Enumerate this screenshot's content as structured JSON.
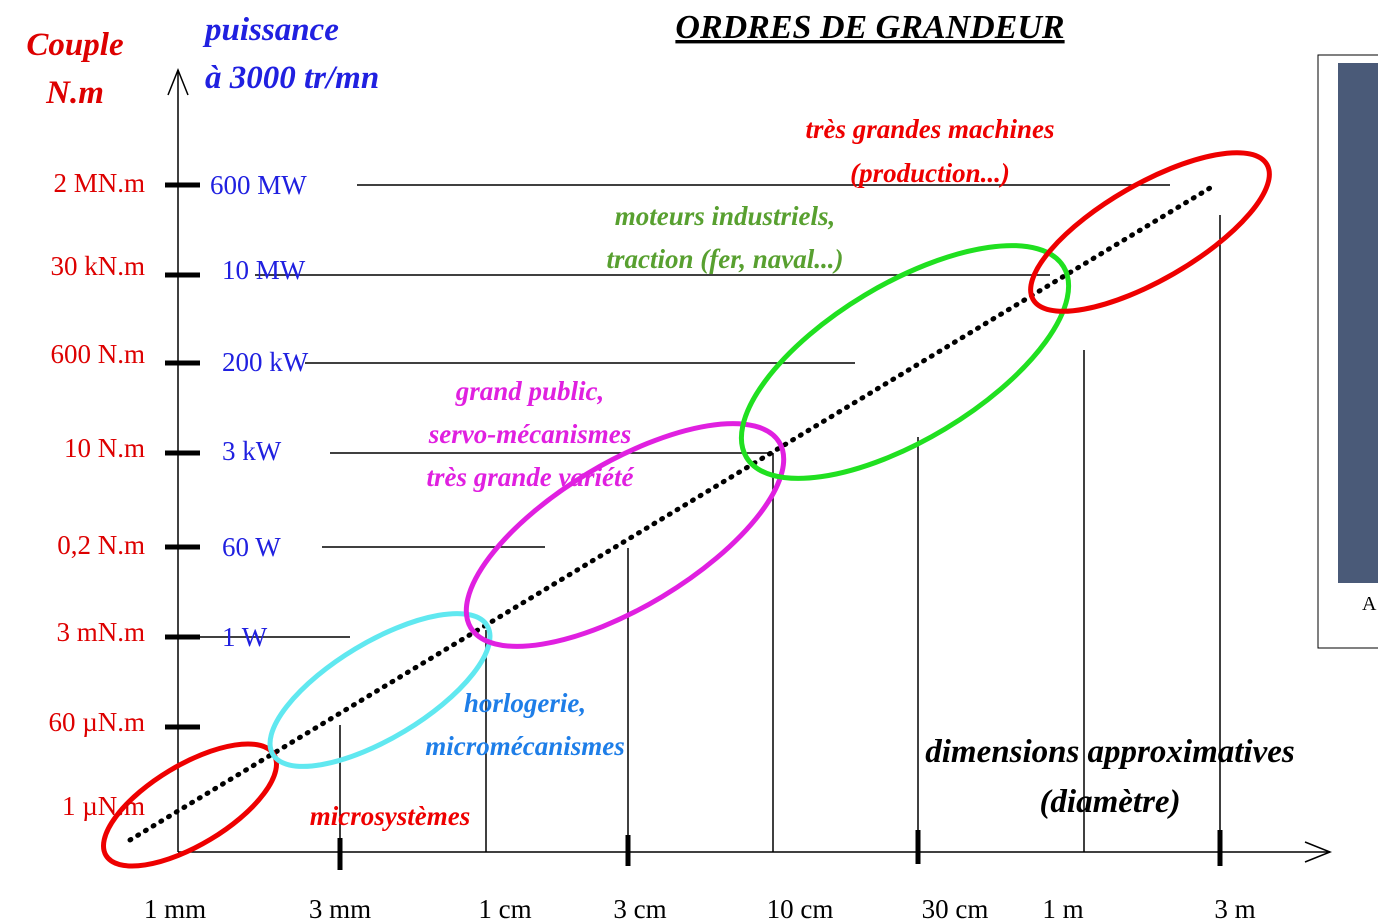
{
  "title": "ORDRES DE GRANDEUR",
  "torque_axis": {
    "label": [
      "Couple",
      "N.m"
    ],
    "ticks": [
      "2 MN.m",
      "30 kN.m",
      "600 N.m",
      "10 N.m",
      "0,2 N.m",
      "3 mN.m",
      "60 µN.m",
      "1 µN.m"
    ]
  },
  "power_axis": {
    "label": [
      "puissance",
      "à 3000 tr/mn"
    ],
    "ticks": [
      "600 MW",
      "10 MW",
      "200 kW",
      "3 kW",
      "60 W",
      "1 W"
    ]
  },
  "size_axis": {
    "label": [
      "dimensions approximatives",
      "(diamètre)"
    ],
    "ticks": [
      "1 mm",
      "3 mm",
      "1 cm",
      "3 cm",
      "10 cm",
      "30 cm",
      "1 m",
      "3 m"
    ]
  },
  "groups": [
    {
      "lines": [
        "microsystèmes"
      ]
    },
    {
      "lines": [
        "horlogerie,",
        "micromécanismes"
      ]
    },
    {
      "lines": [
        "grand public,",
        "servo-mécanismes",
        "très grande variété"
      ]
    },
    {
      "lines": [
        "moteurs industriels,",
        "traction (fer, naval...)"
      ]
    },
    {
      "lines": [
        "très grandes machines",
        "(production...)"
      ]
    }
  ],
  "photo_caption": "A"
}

-.-.-

TASK DIRECTIONS: Write out the listing word for word, omitting the pictures it holds.

TASK SOLUTION:
Enumerate this screenshot's content as structured JSON.
{
  "title": "ORDRES DE GRANDEUR",
  "torque_axis": {
    "label": [
      "Couple",
      "N.m"
    ],
    "ticks": [
      "2 MN.m",
      "30 kN.m",
      "600 N.m",
      "10 N.m",
      "0,2 N.m",
      "3 mN.m",
      "60 µN.m",
      "1 µN.m"
    ]
  },
  "power_axis": {
    "label": [
      "puissance",
      "à 3000 tr/mn"
    ],
    "ticks": [
      "600 MW",
      "10 MW",
      "200 kW",
      "3 kW",
      "60 W",
      "1 W"
    ]
  },
  "size_axis": {
    "label": [
      "dimensions approximatives",
      "(diamètre)"
    ],
    "ticks": [
      "1 mm",
      "3 mm",
      "1 cm",
      "3 cm",
      "10 cm",
      "30 cm",
      "1 m",
      "3 m"
    ]
  },
  "groups": [
    {
      "lines": [
        "microsystèmes"
      ]
    },
    {
      "lines": [
        "horlogerie,",
        "micromécanismes"
      ]
    },
    {
      "lines": [
        "grand public,",
        "servo-mécanismes",
        "très grande variété"
      ]
    },
    {
      "lines": [
        "moteurs industriels,",
        "traction (fer, naval...)"
      ]
    },
    {
      "lines": [
        "très grandes machines",
        "(production...)"
      ]
    }
  ],
  "photo_caption": "A"
}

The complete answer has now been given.